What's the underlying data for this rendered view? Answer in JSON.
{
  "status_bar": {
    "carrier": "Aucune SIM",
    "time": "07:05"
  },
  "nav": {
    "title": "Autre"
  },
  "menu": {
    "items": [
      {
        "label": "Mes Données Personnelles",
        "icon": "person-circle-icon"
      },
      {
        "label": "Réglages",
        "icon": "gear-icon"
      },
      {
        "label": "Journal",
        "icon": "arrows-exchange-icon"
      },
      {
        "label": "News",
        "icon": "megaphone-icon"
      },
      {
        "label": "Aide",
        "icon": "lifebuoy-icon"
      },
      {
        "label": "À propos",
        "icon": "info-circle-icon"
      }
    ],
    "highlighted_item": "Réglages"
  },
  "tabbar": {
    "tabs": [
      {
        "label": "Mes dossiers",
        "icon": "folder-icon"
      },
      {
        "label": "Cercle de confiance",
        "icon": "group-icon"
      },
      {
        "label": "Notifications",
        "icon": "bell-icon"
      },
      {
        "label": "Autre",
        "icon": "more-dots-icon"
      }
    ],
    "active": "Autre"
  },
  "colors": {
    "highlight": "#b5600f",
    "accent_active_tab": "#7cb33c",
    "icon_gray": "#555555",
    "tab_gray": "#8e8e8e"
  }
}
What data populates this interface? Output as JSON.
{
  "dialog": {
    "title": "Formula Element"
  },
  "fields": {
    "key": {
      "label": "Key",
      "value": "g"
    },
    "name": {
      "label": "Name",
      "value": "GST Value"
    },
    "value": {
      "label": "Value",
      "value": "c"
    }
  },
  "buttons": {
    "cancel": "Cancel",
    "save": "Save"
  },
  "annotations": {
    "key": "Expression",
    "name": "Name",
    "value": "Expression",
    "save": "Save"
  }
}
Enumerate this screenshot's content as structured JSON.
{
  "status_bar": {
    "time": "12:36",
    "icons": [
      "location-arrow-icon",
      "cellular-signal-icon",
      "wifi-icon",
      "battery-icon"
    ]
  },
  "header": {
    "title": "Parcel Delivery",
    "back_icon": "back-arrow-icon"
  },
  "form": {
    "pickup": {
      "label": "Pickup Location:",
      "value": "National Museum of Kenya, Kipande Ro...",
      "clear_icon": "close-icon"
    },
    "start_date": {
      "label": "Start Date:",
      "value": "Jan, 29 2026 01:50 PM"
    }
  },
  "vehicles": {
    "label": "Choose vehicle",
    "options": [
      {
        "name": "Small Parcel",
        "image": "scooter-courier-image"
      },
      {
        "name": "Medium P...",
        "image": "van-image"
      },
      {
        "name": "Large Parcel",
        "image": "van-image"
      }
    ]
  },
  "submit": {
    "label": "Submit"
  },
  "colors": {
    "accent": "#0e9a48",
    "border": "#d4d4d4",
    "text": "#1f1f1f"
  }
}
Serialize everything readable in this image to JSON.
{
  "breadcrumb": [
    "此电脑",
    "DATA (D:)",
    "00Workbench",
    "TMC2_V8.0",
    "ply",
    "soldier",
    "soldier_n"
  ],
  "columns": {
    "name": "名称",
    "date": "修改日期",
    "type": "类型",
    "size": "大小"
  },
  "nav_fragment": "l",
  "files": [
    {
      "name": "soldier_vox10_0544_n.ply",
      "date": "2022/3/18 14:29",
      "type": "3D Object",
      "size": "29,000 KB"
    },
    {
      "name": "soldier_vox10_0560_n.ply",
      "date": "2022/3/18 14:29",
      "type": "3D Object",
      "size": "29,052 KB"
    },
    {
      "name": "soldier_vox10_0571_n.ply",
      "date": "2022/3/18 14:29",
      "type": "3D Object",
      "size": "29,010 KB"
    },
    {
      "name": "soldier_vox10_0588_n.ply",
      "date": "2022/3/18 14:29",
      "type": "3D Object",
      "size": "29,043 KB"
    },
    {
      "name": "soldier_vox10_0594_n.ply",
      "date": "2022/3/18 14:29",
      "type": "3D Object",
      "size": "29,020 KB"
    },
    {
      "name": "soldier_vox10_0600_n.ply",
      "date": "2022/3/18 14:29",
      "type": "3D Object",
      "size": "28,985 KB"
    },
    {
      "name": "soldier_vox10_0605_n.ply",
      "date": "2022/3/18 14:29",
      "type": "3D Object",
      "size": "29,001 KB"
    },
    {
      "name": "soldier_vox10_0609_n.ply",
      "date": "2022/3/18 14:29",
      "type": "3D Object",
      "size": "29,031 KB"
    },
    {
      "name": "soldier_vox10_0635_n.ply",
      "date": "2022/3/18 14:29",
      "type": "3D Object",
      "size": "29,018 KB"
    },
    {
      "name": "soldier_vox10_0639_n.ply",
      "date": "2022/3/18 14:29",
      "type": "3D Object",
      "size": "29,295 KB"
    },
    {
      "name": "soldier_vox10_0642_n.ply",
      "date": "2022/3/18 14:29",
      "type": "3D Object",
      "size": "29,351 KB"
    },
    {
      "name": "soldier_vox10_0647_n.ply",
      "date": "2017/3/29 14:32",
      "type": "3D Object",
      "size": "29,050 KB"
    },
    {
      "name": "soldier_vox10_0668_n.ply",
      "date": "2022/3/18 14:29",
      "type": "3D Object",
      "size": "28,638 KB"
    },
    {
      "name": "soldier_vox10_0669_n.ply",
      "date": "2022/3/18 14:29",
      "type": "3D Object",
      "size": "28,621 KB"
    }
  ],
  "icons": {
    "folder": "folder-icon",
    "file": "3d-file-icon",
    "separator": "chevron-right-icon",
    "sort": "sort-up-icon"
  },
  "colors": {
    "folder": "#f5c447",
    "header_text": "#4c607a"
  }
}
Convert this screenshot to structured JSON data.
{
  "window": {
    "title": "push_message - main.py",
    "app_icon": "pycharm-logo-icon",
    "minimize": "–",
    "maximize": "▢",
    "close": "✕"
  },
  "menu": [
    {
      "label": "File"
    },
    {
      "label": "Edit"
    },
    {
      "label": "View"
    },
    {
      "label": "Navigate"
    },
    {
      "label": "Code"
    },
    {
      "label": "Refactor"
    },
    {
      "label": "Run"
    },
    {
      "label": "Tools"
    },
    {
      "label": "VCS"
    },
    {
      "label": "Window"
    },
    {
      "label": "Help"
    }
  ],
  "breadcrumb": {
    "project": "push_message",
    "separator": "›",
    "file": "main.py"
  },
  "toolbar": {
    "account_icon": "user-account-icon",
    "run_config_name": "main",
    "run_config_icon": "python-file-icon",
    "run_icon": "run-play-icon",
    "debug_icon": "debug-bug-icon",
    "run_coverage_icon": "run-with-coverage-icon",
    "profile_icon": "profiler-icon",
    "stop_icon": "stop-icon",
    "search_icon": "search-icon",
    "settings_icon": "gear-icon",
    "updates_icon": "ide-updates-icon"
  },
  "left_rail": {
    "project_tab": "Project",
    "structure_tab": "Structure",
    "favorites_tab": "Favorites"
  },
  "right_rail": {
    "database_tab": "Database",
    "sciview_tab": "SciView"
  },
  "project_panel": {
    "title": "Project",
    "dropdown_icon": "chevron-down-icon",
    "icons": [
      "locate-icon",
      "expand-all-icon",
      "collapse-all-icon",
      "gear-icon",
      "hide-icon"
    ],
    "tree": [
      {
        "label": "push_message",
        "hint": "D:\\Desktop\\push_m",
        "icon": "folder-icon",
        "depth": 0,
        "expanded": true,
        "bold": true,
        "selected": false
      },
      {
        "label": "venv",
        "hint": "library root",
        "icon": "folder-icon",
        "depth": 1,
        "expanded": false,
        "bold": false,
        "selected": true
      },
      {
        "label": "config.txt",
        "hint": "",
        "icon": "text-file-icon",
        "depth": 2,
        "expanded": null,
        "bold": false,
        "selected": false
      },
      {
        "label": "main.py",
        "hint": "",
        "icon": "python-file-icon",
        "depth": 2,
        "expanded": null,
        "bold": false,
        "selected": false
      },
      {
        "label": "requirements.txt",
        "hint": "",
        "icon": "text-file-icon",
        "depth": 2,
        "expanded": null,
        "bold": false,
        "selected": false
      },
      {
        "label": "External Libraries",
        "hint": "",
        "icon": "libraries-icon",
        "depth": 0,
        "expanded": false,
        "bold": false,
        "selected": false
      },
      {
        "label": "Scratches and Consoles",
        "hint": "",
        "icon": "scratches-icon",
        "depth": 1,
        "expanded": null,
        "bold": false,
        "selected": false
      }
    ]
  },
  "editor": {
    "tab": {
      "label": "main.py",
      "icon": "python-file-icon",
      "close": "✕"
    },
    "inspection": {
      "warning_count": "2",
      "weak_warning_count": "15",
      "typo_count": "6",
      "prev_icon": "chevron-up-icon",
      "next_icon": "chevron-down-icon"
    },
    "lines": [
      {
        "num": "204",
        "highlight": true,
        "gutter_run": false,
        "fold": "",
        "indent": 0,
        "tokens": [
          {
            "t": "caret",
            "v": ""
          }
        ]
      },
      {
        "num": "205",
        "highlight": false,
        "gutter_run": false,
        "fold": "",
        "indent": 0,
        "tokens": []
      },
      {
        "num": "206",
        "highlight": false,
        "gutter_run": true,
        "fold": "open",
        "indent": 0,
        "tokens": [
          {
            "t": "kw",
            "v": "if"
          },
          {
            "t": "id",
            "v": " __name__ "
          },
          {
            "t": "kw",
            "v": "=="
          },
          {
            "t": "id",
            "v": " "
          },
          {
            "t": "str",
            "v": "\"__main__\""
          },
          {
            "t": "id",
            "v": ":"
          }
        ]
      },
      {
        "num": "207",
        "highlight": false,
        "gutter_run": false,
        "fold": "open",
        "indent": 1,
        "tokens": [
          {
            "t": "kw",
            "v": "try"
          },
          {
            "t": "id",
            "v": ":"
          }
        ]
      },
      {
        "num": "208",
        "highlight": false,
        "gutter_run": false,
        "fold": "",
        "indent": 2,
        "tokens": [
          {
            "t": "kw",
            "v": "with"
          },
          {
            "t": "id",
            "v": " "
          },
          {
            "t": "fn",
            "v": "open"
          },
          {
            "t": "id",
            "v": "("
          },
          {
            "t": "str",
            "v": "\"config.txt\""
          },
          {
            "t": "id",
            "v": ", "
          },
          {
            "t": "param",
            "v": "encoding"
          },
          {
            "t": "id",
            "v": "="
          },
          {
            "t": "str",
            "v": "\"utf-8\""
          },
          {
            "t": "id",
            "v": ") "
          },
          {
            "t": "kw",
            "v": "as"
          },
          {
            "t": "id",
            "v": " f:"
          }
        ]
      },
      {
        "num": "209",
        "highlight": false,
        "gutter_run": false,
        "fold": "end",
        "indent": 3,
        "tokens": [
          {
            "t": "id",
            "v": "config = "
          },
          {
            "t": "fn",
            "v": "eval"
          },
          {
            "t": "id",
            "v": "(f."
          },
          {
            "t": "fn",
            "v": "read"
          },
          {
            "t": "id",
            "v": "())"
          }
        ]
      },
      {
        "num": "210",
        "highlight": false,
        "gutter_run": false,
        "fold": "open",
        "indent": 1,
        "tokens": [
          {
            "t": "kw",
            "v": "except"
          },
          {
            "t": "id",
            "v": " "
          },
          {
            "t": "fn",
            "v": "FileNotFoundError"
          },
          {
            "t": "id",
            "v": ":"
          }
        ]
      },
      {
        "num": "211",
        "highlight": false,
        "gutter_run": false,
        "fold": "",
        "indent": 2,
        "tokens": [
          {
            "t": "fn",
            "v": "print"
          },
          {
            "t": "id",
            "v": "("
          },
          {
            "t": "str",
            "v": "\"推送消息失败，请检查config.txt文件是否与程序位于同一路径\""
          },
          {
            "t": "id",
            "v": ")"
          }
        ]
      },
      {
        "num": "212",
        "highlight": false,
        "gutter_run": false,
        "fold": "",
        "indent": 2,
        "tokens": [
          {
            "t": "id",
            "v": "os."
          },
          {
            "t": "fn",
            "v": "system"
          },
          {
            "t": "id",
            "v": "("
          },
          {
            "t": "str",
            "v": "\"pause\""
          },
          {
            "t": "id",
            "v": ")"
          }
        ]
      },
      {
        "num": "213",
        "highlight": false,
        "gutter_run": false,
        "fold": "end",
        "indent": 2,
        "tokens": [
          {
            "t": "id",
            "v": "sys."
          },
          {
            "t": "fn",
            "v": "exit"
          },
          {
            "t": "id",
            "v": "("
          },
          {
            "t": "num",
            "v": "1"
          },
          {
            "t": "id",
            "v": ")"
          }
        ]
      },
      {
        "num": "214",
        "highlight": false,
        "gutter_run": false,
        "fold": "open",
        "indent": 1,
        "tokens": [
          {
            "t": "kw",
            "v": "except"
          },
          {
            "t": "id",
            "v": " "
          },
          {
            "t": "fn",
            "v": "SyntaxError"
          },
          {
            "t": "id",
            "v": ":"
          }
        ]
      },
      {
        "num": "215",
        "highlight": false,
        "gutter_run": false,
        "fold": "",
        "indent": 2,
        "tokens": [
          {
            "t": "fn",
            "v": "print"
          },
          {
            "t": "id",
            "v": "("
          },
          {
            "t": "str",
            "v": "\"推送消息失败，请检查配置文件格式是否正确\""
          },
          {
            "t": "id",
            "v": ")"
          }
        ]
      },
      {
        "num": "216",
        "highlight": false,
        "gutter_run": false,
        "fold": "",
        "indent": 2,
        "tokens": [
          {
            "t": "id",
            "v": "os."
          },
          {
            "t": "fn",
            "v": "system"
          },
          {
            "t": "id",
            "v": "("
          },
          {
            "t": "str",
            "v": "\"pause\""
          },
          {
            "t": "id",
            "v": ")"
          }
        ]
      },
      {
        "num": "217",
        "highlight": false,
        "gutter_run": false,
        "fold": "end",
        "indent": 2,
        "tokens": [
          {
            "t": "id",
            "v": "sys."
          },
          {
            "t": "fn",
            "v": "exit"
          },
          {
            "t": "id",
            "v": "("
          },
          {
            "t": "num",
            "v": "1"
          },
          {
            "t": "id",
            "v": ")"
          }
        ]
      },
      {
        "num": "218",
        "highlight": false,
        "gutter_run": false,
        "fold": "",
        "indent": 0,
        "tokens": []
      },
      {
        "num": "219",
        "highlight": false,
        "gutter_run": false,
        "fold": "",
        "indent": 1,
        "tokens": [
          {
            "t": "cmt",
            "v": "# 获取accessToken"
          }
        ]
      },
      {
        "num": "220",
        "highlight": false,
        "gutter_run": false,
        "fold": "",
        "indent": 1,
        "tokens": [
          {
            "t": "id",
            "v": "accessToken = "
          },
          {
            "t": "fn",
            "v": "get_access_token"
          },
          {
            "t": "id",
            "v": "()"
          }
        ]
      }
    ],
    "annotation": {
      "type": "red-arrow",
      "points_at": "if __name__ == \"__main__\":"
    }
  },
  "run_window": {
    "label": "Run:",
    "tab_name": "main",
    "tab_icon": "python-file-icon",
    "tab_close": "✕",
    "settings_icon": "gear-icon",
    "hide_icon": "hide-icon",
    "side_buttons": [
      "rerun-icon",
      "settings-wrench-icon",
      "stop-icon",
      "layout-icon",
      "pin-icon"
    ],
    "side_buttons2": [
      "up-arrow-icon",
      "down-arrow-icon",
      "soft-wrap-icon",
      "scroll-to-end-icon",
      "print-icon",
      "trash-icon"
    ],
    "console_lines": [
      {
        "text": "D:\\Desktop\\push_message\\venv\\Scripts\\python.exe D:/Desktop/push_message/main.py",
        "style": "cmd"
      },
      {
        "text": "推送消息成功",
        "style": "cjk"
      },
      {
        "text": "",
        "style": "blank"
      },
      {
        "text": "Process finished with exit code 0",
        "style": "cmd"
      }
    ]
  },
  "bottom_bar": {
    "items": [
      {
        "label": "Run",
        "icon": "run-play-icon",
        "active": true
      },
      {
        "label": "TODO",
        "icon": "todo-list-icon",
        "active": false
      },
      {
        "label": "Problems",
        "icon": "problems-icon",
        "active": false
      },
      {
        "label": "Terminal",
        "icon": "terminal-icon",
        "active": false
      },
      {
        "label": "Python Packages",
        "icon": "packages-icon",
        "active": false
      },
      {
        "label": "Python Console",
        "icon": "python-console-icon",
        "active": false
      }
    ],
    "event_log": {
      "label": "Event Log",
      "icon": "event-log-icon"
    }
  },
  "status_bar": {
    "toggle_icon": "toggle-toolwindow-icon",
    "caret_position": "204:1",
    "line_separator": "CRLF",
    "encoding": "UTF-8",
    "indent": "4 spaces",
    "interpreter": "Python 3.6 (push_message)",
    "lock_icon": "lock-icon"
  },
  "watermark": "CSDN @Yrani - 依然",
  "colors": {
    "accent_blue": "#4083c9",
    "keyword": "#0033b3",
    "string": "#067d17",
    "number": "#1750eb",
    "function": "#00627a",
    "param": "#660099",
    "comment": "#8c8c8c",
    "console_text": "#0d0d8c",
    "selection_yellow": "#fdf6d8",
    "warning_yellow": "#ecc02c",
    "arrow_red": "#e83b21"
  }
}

● **Written exercise**: Across the data above, how many lines include the word "down"? Give only the count.

● **Solution to the exercise**: 3